Dataset entries
• • •
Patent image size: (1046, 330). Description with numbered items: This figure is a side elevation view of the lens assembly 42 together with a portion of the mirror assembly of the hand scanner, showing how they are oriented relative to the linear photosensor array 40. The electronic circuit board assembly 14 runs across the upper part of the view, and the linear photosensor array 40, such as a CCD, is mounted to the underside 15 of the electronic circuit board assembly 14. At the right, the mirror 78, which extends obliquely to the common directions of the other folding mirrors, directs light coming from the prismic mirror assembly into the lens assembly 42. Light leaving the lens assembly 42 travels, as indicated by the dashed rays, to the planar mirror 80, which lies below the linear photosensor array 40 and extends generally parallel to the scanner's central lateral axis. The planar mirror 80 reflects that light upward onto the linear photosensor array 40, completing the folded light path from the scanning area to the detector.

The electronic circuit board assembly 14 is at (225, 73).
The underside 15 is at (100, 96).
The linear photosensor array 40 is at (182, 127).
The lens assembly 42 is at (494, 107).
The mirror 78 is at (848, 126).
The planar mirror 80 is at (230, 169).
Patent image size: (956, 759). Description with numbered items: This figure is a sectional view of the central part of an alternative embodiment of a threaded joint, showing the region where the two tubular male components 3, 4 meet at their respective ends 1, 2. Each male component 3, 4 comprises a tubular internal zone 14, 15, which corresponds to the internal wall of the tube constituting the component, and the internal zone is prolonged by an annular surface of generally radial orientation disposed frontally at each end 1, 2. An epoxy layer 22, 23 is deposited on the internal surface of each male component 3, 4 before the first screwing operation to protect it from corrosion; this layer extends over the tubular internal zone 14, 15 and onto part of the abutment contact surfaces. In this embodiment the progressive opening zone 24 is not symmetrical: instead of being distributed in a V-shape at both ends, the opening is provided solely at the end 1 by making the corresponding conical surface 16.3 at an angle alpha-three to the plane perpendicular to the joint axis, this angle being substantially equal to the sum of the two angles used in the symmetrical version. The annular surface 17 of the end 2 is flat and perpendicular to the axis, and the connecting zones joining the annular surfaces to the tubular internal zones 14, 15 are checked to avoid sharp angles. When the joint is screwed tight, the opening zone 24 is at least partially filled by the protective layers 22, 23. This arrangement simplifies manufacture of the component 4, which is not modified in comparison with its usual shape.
• • •
Arrange every line of the records as a Markdown table with the columns Row and Line, numbering each row and skipping blank lines.

| Row | Line |
|---|---|
| 1 | Patent image size: (1046, 330). Description with numbered items: This figure is a side elevation view of the lens assembly 42 together with a portion of the mirror assembly of the hand scanner, showing how they are oriented relative to the linear photosensor array 40. The electronic circuit board assembly 14 runs across the upper part of the view, and the linear photosensor array 40, such as a CCD, is mounted to the underside 15 of the electronic circuit board assembly 14. At the right, the mirror 78, which extends obliquely to the common directions of the other folding mirrors, directs light coming from the prismic mirror assembly into the lens assembly 42. Light leaving the lens assembly 42 travels, as indicated by the dashed rays, to the planar mirror 80, which lies below the linear photosensor array 40 and extends generally parallel to the scanner's central lateral axis. The planar mirror 80 reflects that light upward onto the linear photosensor array 40, completing the folded light path from the scanning area to the detector. |
| 2 | The electronic circuit board assembly 14 is at (225, 73). |
| 3 | The underside 15 is at (100, 96). |
| 4 | The linear photosensor array 40 is at (182, 127). |
| 5 | The lens assembly 42 is at (494, 107). |
| 6 | The mirror 78 is at (848, 126). |
| 7 | The planar mirror 80 is at (230, 169). |
| 8 | Patent image size: (956, 759). Description with numbered items: This figure is a sectional view of the central part of an alternative embodiment of a threaded joint, showing the region where the two tubular male components 3, 4 meet at their respective ends 1, 2. Each male component 3, 4 comprises a tubular internal zone 14, 15, which corresponds to the internal wall of the tube constituting the component, and the internal zone is prolonged by an annular surface of generally radial orientation disposed frontally at each end 1, 2. An epoxy layer 22, 23 is deposited on the internal surface of each male component 3, 4 before the first screwing operation to protect it from corrosion; this layer extends over the tubular internal zone 14, 15 and onto part of the abutment contact surfaces. In this embodiment the progressive opening zone 24 is not symmetrical: instead of being distributed in a V-shape at both ends, the opening is provided solely at the end 1 by making the corresponding conical surface 16.3 at an angle alpha-three to the plane perpendicular to the joint axis, this angle being substantially equal to the sum of the two angles used in the symmetrical version. The annular surface 17 of the end 2 is flat and perpendicular to the axis, and the connecting zones joining the annular surfaces to the tubular internal zones 14, 15 are checked to avoid sharp angles. When the joint is screwed tight, the opening zone 24 is at least partially filled by the protective layers 22, 23. This arrangement simplifies manufacture of the component 4, which is not modified in comparison with its usual shape. |